WRITTEN TASK - Of all the lines in the material below, how many include the string "Vérifier"? Give the number only.

PROVIDED INFORMATION -
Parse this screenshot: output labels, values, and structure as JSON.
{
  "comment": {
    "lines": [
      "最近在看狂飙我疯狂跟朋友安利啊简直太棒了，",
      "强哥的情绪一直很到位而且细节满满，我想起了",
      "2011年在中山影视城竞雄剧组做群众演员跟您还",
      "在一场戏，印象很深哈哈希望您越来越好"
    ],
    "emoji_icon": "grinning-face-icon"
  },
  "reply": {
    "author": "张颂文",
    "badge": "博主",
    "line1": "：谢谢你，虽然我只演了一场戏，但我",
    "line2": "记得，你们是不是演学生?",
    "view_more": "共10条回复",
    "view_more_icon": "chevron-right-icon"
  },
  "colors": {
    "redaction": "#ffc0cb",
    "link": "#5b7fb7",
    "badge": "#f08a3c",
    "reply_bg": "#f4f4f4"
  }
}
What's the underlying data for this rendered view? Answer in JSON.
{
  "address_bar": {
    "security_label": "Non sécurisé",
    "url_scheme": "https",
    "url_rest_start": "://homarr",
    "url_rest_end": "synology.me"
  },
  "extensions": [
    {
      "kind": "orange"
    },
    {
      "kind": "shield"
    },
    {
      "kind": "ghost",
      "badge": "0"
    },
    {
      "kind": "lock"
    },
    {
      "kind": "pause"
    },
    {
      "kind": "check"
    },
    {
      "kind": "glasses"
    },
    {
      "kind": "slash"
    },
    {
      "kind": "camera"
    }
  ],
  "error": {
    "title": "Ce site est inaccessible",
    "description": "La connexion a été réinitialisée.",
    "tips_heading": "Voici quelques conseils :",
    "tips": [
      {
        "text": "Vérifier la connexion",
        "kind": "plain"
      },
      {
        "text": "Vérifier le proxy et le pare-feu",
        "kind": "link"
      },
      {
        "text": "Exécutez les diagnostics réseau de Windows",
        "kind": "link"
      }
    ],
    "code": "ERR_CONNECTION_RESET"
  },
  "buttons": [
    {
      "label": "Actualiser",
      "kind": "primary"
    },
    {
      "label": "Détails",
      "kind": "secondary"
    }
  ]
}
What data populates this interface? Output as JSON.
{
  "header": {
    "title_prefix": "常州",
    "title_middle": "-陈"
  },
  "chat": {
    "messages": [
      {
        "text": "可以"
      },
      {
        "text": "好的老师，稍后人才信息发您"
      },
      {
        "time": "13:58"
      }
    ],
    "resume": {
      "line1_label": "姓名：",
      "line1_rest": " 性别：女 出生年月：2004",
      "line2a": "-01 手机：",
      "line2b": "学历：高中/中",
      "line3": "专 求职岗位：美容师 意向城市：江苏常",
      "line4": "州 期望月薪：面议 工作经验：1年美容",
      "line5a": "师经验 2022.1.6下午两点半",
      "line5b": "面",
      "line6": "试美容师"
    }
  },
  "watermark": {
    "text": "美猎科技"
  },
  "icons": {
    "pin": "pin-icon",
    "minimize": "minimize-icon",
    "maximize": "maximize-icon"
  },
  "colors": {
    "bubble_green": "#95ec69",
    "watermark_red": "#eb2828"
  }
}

WRITTEN SOLUTION - 2